Goal –
Retype all of the listing exactly, passing over any picture you find.

Rows –
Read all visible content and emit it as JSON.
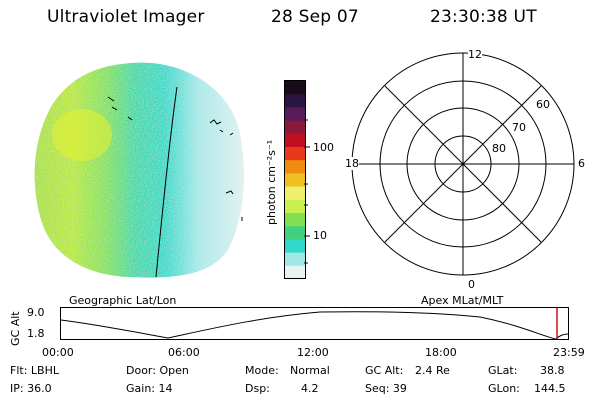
{
  "header": {
    "instrument": "Ultraviolet Imager",
    "date": "28 Sep 07",
    "time": "23:30:38 UT"
  },
  "colorbar": {
    "label": "photon cm⁻²s⁻¹",
    "ticks": [
      "100",
      "10"
    ],
    "colors": [
      "#1a0a1a",
      "#2a1440",
      "#5a1a5a",
      "#8a1a3a",
      "#c01020",
      "#e83a18",
      "#f08a10",
      "#f0c020",
      "#f0f070",
      "#c8f050",
      "#80e050",
      "#40d080",
      "#30d8c8",
      "#a0e8e8",
      "#e8f4f4"
    ]
  },
  "polar_plot": {
    "labels": {
      "top": "12",
      "bottom": "0",
      "left": "18",
      "right": "6"
    },
    "rings": [
      "60",
      "70",
      "80"
    ]
  },
  "map_labels": {
    "left": "Geographic Lat/Lon",
    "right": "Apex MLat/MLT"
  },
  "altitude_panel": {
    "ylabel": "GC Alt",
    "yticks": [
      "9.0",
      "1.8"
    ],
    "xticks": [
      "00:00",
      "06:00",
      "12:00",
      "18:00",
      "23:59"
    ]
  },
  "info": {
    "flt": "Flt: LBHL",
    "ip": "IP: 36.0",
    "door": "Door: Open",
    "gain": "Gain: 14",
    "mode_label": "Mode:",
    "mode_value": "Normal",
    "dsp_label": "Dsp:",
    "dsp_value": "4.2",
    "gcalt_label": "GC Alt:",
    "gcalt_value": "2.4 Re",
    "seq": "Seq: 39",
    "glat_label": "GLat:",
    "glat_value": "38.8",
    "glon_label": "GLon:",
    "glon_value": "144.5"
  }
}
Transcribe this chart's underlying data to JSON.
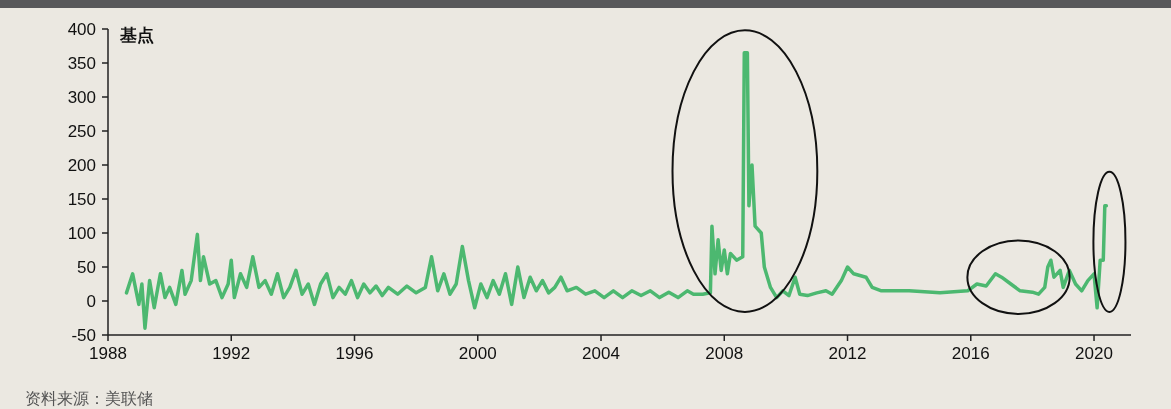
{
  "chart_data": {
    "type": "line",
    "ylabel": "基点",
    "annotations": [
      "资料来源：美联储"
    ],
    "xlim": [
      1988,
      2021.2
    ],
    "xticks": [
      1988,
      1992,
      1996,
      2000,
      2004,
      2008,
      2012,
      2016,
      2020
    ],
    "ylim": [
      -50,
      400
    ],
    "yticks": [
      -50,
      0,
      50,
      100,
      150,
      200,
      250,
      300,
      350,
      400
    ],
    "grid": false,
    "line_style": "solid",
    "marker": "none",
    "series": [
      {
        "color": "#4cb870",
        "x": [
          1988.6,
          1988.8,
          1989.0,
          1989.1,
          1989.2,
          1989.35,
          1989.5,
          1989.7,
          1989.85,
          1990.0,
          1990.2,
          1990.4,
          1990.5,
          1990.7,
          1990.9,
          1991.0,
          1991.1,
          1991.3,
          1991.5,
          1991.7,
          1991.9,
          1992.0,
          1992.1,
          1992.3,
          1992.5,
          1992.7,
          1992.9,
          1993.1,
          1993.3,
          1993.5,
          1993.7,
          1993.9,
          1994.1,
          1994.3,
          1994.5,
          1994.7,
          1994.9,
          1995.1,
          1995.3,
          1995.5,
          1995.7,
          1995.9,
          1996.1,
          1996.3,
          1996.5,
          1996.7,
          1996.9,
          1997.1,
          1997.4,
          1997.7,
          1998.0,
          1998.3,
          1998.5,
          1998.7,
          1998.9,
          1999.1,
          1999.3,
          1999.5,
          1999.7,
          1999.9,
          2000.1,
          2000.3,
          2000.5,
          2000.7,
          2000.9,
          2001.1,
          2001.3,
          2001.5,
          2001.7,
          2001.9,
          2002.1,
          2002.3,
          2002.5,
          2002.7,
          2002.9,
          2003.2,
          2003.5,
          2003.8,
          2004.1,
          2004.4,
          2004.7,
          2005.0,
          2005.3,
          2005.6,
          2005.9,
          2006.2,
          2006.5,
          2006.8,
          2007.0,
          2007.3,
          2007.55,
          2007.6,
          2007.7,
          2007.8,
          2007.9,
          2008.0,
          2008.1,
          2008.2,
          2008.4,
          2008.6,
          2008.65,
          2008.75,
          2008.8,
          2008.9,
          2009.0,
          2009.2,
          2009.3,
          2009.5,
          2009.7,
          2009.9,
          2010.1,
          2010.3,
          2010.45,
          2010.7,
          2011.0,
          2011.3,
          2011.5,
          2011.8,
          2012.0,
          2012.2,
          2012.6,
          2012.8,
          2013.1,
          2014.0,
          2015.0,
          2015.9,
          2016.2,
          2016.5,
          2016.8,
          2017.0,
          2017.3,
          2017.6,
          2018.0,
          2018.2,
          2018.4,
          2018.5,
          2018.6,
          2018.7,
          2018.9,
          2019.0,
          2019.2,
          2019.4,
          2019.6,
          2019.8,
          2020.0,
          2020.1,
          2020.2,
          2020.3,
          2020.35,
          2020.4
        ],
        "values": [
          12,
          40,
          -5,
          25,
          -40,
          30,
          -10,
          40,
          5,
          20,
          -5,
          45,
          10,
          30,
          98,
          30,
          65,
          25,
          30,
          5,
          25,
          60,
          5,
          40,
          20,
          65,
          20,
          30,
          10,
          40,
          5,
          20,
          45,
          10,
          25,
          -5,
          25,
          40,
          5,
          20,
          10,
          30,
          5,
          25,
          12,
          22,
          8,
          20,
          10,
          22,
          12,
          20,
          65,
          15,
          40,
          10,
          25,
          80,
          30,
          -10,
          25,
          5,
          30,
          10,
          40,
          -5,
          50,
          5,
          35,
          15,
          30,
          12,
          20,
          35,
          15,
          20,
          10,
          15,
          5,
          15,
          5,
          15,
          8,
          15,
          5,
          13,
          5,
          15,
          10,
          10,
          12,
          110,
          40,
          90,
          45,
          75,
          40,
          70,
          60,
          65,
          365,
          365,
          140,
          200,
          110,
          100,
          50,
          20,
          5,
          15,
          8,
          35,
          10,
          8,
          12,
          15,
          10,
          30,
          50,
          40,
          35,
          20,
          15,
          15,
          12,
          15,
          25,
          22,
          40,
          35,
          25,
          15,
          13,
          10,
          20,
          50,
          60,
          35,
          45,
          20,
          45,
          25,
          15,
          30,
          40,
          -10,
          60,
          60,
          140,
          140
        ]
      }
    ]
  }
}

Answer to this problem –
Read all visible content and emit it as JSON.
{
  "header": {
    "instrument": "Ultraviolet Imager",
    "date": "28 Sep 07",
    "time": "23:30:38 UT"
  },
  "colorbar": {
    "label": "photon cm⁻²s⁻¹",
    "ticks": [
      "100",
      "10"
    ],
    "colors": [
      "#1a0a1a",
      "#2a1440",
      "#5a1a5a",
      "#8a1a3a",
      "#c01020",
      "#e83a18",
      "#f08a10",
      "#f0c020",
      "#f0f070",
      "#c8f050",
      "#80e050",
      "#40d080",
      "#30d8c8",
      "#a0e8e8",
      "#e8f4f4"
    ]
  },
  "polar_plot": {
    "labels": {
      "top": "12",
      "bottom": "0",
      "left": "18",
      "right": "6"
    },
    "rings": [
      "60",
      "70",
      "80"
    ]
  },
  "map_labels": {
    "left": "Geographic Lat/Lon",
    "right": "Apex MLat/MLT"
  },
  "altitude_panel": {
    "ylabel": "GC Alt",
    "yticks": [
      "9.0",
      "1.8"
    ],
    "xticks": [
      "00:00",
      "06:00",
      "12:00",
      "18:00",
      "23:59"
    ]
  },
  "info": {
    "flt": "Flt: LBHL",
    "ip": "IP: 36.0",
    "door": "Door: Open",
    "gain": "Gain: 14",
    "mode_label": "Mode:",
    "mode_value": "Normal",
    "dsp_label": "Dsp:",
    "dsp_value": "4.2",
    "gcalt_label": "GC Alt:",
    "gcalt_value": "2.4 Re",
    "seq": "Seq: 39",
    "glat_label": "GLat:",
    "glat_value": "38.8",
    "glon_label": "GLon:",
    "glon_value": "144.5"
  }
}
Transcribe this chart's underlying data to JSON.
{
  "chart_data": {
    "type": "line",
    "ylabel": "基点",
    "annotations": [
      "资料来源：美联储"
    ],
    "xlim": [
      1988,
      2021.2
    ],
    "xticks": [
      1988,
      1992,
      1996,
      2000,
      2004,
      2008,
      2012,
      2016,
      2020
    ],
    "ylim": [
      -50,
      400
    ],
    "yticks": [
      -50,
      0,
      50,
      100,
      150,
      200,
      250,
      300,
      350,
      400
    ],
    "grid": false,
    "line_style": "solid",
    "marker": "none",
    "series": [
      {
        "color": "#4cb870",
        "x": [
          1988.6,
          1988.8,
          1989.0,
          1989.1,
          1989.2,
          1989.35,
          1989.5,
          1989.7,
          1989.85,
          1990.0,
          1990.2,
          1990.4,
          1990.5,
          1990.7,
          1990.9,
          1991.0,
          1991.1,
          1991.3,
          1991.5,
          1991.7,
          1991.9,
          1992.0,
          1992.1,
          1992.3,
          1992.5,
          1992.7,
          1992.9,
          1993.1,
          1993.3,
          1993.5,
          1993.7,
          1993.9,
          1994.1,
          1994.3,
          1994.5,
          1994.7,
          1994.9,
          1995.1,
          1995.3,
          1995.5,
          1995.7,
          1995.9,
          1996.1,
          1996.3,
          1996.5,
          1996.7,
          1996.9,
          1997.1,
          1997.4,
          1997.7,
          1998.0,
          1998.3,
          1998.5,
          1998.7,
          1998.9,
          1999.1,
          1999.3,
          1999.5,
          1999.7,
          1999.9,
          2000.1,
          2000.3,
          2000.5,
          2000.7,
          2000.9,
          2001.1,
          2001.3,
          2001.5,
          2001.7,
          2001.9,
          2002.1,
          2002.3,
          2002.5,
          2002.7,
          2002.9,
          2003.2,
          2003.5,
          2003.8,
          2004.1,
          2004.4,
          2004.7,
          2005.0,
          2005.3,
          2005.6,
          2005.9,
          2006.2,
          2006.5,
          2006.8,
          2007.0,
          2007.3,
          2007.55,
          2007.6,
          2007.7,
          2007.8,
          2007.9,
          2008.0,
          2008.1,
          2008.2,
          2008.4,
          2008.6,
          2008.65,
          2008.75,
          2008.8,
          2008.9,
          2009.0,
          2009.2,
          2009.3,
          2009.5,
          2009.7,
          2009.9,
          2010.1,
          2010.3,
          2010.45,
          2010.7,
          2011.0,
          2011.3,
          2011.5,
          2011.8,
          2012.0,
          2012.2,
          2012.6,
          2012.8,
          2013.1,
          2014.0,
          2015.0,
          2015.9,
          2016.2,
          2016.5,
          2016.8,
          2017.0,
          2017.3,
          2017.6,
          2018.0,
          2018.2,
          2018.4,
          2018.5,
          2018.6,
          2018.7,
          2018.9,
          2019.0,
          2019.2,
          2019.4,
          2019.6,
          2019.8,
          2020.0,
          2020.1,
          2020.2,
          2020.3,
          2020.35,
          2020.4
        ],
        "values": [
          12,
          40,
          -5,
          25,
          -40,
          30,
          -10,
          40,
          5,
          20,
          -5,
          45,
          10,
          30,
          98,
          30,
          65,
          25,
          30,
          5,
          25,
          60,
          5,
          40,
          20,
          65,
          20,
          30,
          10,
          40,
          5,
          20,
          45,
          10,
          25,
          -5,
          25,
          40,
          5,
          20,
          10,
          30,
          5,
          25,
          12,
          22,
          8,
          20,
          10,
          22,
          12,
          20,
          65,
          15,
          40,
          10,
          25,
          80,
          30,
          -10,
          25,
          5,
          30,
          10,
          40,
          -5,
          50,
          5,
          35,
          15,
          30,
          12,
          20,
          35,
          15,
          20,
          10,
          15,
          5,
          15,
          5,
          15,
          8,
          15,
          5,
          13,
          5,
          15,
          10,
          10,
          12,
          110,
          40,
          90,
          45,
          75,
          40,
          70,
          60,
          65,
          365,
          365,
          140,
          200,
          110,
          100,
          50,
          20,
          5,
          15,
          8,
          35,
          10,
          8,
          12,
          15,
          10,
          30,
          50,
          40,
          35,
          20,
          15,
          15,
          12,
          15,
          25,
          22,
          40,
          35,
          25,
          15,
          13,
          10,
          20,
          50,
          60,
          35,
          45,
          20,
          45,
          25,
          15,
          30,
          40,
          -10,
          60,
          60,
          140,
          140
        ]
      }
    ]
  }
}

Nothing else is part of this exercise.